→ Data for processing
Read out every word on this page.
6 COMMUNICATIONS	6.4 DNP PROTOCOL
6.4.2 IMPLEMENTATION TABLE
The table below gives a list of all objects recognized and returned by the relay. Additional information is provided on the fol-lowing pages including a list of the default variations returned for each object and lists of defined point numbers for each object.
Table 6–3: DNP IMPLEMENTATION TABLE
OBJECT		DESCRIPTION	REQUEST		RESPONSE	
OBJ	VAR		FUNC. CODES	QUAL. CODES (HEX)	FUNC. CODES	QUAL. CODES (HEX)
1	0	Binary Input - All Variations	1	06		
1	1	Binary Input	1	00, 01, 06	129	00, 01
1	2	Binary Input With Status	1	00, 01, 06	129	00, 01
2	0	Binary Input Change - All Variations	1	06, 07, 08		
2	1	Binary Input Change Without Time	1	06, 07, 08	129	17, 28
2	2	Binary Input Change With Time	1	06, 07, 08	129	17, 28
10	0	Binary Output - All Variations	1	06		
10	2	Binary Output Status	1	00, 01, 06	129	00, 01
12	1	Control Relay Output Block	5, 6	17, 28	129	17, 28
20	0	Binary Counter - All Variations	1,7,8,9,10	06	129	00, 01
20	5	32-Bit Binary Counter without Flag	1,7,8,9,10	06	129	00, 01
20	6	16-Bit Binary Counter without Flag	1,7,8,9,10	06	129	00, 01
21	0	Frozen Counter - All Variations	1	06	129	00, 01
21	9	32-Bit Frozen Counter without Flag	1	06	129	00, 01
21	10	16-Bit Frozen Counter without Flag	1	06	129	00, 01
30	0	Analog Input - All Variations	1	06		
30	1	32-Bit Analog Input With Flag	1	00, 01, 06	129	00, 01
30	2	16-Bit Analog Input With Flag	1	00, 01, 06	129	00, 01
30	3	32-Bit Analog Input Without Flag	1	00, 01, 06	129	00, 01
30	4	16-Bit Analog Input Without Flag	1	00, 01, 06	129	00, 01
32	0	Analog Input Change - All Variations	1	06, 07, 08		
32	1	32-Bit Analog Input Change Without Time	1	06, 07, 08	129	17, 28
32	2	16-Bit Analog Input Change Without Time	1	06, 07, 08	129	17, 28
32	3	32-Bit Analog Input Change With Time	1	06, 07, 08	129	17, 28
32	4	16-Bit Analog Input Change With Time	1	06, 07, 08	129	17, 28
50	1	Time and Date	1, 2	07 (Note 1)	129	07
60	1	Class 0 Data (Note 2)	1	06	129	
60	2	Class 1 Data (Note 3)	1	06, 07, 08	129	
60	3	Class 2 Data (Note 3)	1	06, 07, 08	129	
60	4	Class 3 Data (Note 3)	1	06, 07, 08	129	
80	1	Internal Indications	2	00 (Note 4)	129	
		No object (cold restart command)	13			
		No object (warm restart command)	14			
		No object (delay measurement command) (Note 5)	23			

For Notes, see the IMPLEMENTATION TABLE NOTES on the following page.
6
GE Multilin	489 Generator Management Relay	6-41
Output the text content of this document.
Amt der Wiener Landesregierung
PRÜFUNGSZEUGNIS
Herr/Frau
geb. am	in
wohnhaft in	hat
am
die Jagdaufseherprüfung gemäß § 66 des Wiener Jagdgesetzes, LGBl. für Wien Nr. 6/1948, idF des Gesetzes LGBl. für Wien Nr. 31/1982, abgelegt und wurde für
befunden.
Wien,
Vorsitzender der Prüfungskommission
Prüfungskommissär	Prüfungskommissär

→ Exercise task
Return the lines above exactly, keeping every word.

→ Full answer
Read out every word on this page.
6 COMMUNICATIONS	6.4 DNP PROTOCOL
6.4.2 IMPLEMENTATION TABLE
The table below gives a list of all objects recognized and returned by the relay. Additional information is provided on the fol-lowing pages including a list of the default variations returned for each object and lists of defined point numbers for each object.
Table 6–3: DNP IMPLEMENTATION TABLE
OBJECT		DESCRIPTION	REQUEST		RESPONSE	
OBJ	VAR		FUNC. CODES	QUAL. CODES (HEX)	FUNC. CODES	QUAL. CODES (HEX)
1	0	Binary Input - All Variations	1	06		
1	1	Binary Input	1	00, 01, 06	129	00, 01
1	2	Binary Input With Status	1	00, 01, 06	129	00, 01
2	0	Binary Input Change - All Variations	1	06, 07, 08		
2	1	Binary Input Change Without Time	1	06, 07, 08	129	17, 28
2	2	Binary Input Change With Time	1	06, 07, 08	129	17, 28
10	0	Binary Output - All Variations	1	06		
10	2	Binary Output Status	1	00, 01, 06	129	00, 01
12	1	Control Relay Output Block	5, 6	17, 28	129	17, 28
20	0	Binary Counter - All Variations	1,7,8,9,10	06	129	00, 01
20	5	32-Bit Binary Counter without Flag	1,7,8,9,10	06	129	00, 01
20	6	16-Bit Binary Counter without Flag	1,7,8,9,10	06	129	00, 01
21	0	Frozen Counter - All Variations	1	06	129	00, 01
21	9	32-Bit Frozen Counter without Flag	1	06	129	00, 01
21	10	16-Bit Frozen Counter without Flag	1	06	129	00, 01
30	0	Analog Input - All Variations	1	06		
30	1	32-Bit Analog Input With Flag	1	00, 01, 06	129	00, 01
30	2	16-Bit Analog Input With Flag	1	00, 01, 06	129	00, 01
30	3	32-Bit Analog Input Without Flag	1	00, 01, 06	129	00, 01
30	4	16-Bit Analog Input Without Flag	1	00, 01, 06	129	00, 01
32	0	Analog Input Change - All Variations	1	06, 07, 08		
32	1	32-Bit Analog Input Change Without Time	1	06, 07, 08	129	17, 28
32	2	16-Bit Analog Input Change Without Time	1	06, 07, 08	129	17, 28
32	3	32-Bit Analog Input Change With Time	1	06, 07, 08	129	17, 28
32	4	16-Bit Analog Input Change With Time	1	06, 07, 08	129	17, 28
50	1	Time and Date	1, 2	07 (Note 1)	129	07
60	1	Class 0 Data (Note 2)	1	06	129	
60	2	Class 1 Data (Note 3)	1	06, 07, 08	129	
60	3	Class 2 Data (Note 3)	1	06, 07, 08	129	
60	4	Class 3 Data (Note 3)	1	06, 07, 08	129	
80	1	Internal Indications	2	00 (Note 4)	129	
		No object (cold restart command)	13			
		No object (warm restart command)	14			
		No object (delay measurement command) (Note 5)	23			

For Notes, see the IMPLEMENTATION TABLE NOTES on the following page.
6
GE Multilin	489 Generator Management Relay	6-41
Output the text content of this document.
Amt der Wiener Landesregierung
PRÜFUNGSZEUGNIS
Herr/Frau
geb. am	in
wohnhaft in	hat
am
die Jagdaufseherprüfung gemäß § 66 des Wiener Jagdgesetzes, LGBl. für Wien Nr. 6/1948, idF des Gesetzes LGBl. für Wien Nr. 31/1982, abgelegt und wurde für
befunden.
Wien,
Vorsitzender der Prüfungskommission
Prüfungskommissär	Prüfungskommissär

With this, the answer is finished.